Extract every line of the listing from its start down to the line containing "video-track-row [0,532,1354,601]", including both ends, and reproduce those lines word for word.

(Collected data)
-- begin --

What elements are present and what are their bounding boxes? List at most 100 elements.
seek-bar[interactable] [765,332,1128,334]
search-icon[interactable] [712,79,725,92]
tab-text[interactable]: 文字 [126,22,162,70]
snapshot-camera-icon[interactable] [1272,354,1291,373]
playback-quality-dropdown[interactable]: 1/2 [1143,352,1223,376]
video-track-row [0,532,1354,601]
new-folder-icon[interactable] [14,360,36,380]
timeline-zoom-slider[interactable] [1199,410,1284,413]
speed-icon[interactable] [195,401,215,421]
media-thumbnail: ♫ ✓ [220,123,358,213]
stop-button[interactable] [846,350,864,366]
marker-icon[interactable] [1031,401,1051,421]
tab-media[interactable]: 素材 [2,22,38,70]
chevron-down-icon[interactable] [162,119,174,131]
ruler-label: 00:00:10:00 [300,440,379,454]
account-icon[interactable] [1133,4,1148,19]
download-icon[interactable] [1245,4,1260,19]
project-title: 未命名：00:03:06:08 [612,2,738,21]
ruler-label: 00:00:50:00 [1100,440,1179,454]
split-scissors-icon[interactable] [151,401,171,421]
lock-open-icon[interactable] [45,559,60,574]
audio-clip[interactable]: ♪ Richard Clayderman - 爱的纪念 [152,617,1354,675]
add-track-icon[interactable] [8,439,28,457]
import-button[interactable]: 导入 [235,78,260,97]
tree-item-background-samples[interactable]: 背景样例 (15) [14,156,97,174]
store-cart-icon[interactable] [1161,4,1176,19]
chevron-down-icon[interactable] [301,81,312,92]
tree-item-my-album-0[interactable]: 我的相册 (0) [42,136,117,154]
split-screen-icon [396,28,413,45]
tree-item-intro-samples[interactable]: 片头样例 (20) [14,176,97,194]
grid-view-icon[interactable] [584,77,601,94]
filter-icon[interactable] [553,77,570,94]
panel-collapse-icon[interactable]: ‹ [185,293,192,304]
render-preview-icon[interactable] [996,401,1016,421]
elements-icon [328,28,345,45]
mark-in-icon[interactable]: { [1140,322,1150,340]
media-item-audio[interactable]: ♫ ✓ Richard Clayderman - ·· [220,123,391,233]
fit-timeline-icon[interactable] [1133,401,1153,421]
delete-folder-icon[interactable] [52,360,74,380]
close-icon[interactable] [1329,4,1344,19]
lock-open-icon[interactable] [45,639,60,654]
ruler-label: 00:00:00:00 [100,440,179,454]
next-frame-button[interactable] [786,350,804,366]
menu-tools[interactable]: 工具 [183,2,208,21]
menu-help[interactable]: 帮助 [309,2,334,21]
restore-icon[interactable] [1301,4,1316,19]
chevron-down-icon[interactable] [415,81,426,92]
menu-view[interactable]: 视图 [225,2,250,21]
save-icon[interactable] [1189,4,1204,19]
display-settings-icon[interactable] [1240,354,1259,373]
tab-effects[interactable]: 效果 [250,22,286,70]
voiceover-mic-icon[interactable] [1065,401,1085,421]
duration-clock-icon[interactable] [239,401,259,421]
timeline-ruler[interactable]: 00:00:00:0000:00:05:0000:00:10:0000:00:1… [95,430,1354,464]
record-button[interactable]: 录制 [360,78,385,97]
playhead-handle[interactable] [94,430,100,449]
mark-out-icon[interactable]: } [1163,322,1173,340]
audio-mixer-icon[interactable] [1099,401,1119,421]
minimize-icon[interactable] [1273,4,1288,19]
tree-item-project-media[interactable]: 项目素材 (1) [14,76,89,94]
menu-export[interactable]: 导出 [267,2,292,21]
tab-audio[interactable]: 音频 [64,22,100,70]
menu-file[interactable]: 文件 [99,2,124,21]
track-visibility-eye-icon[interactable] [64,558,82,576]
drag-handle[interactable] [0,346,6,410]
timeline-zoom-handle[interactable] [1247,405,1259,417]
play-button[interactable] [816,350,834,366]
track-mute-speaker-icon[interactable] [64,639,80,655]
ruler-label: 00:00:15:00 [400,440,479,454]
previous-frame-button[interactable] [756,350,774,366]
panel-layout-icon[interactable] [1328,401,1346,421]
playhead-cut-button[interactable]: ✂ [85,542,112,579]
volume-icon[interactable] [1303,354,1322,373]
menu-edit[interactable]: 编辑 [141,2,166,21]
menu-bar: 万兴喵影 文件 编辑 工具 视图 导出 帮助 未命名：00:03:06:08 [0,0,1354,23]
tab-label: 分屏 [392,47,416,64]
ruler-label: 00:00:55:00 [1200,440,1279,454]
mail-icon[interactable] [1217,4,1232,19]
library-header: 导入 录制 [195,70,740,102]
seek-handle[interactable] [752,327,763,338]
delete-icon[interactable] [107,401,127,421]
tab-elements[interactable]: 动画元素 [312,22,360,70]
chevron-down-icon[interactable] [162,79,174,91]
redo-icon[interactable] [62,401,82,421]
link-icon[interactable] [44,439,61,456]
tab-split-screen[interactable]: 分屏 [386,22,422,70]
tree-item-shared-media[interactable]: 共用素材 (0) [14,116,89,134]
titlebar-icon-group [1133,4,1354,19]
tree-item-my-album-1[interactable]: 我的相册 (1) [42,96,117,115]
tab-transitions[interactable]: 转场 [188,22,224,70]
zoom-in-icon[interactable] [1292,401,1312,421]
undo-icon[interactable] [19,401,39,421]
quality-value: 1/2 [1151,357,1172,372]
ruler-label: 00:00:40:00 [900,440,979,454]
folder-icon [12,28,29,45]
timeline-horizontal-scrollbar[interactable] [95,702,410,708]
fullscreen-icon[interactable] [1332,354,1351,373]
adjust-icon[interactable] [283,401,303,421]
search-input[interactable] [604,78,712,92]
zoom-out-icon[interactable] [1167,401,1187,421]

-- end --

▶ _Complete output_:
What elements are present and what are their bounding boxes? List at most 100 elements.
seek-bar[interactable] [765,332,1128,334]
search-icon[interactable] [712,79,725,92]
tab-text[interactable]: 文字 [126,22,162,70]
snapshot-camera-icon[interactable] [1272,354,1291,373]
playback-quality-dropdown[interactable]: 1/2 [1143,352,1223,376]
video-track-row [0,532,1354,601]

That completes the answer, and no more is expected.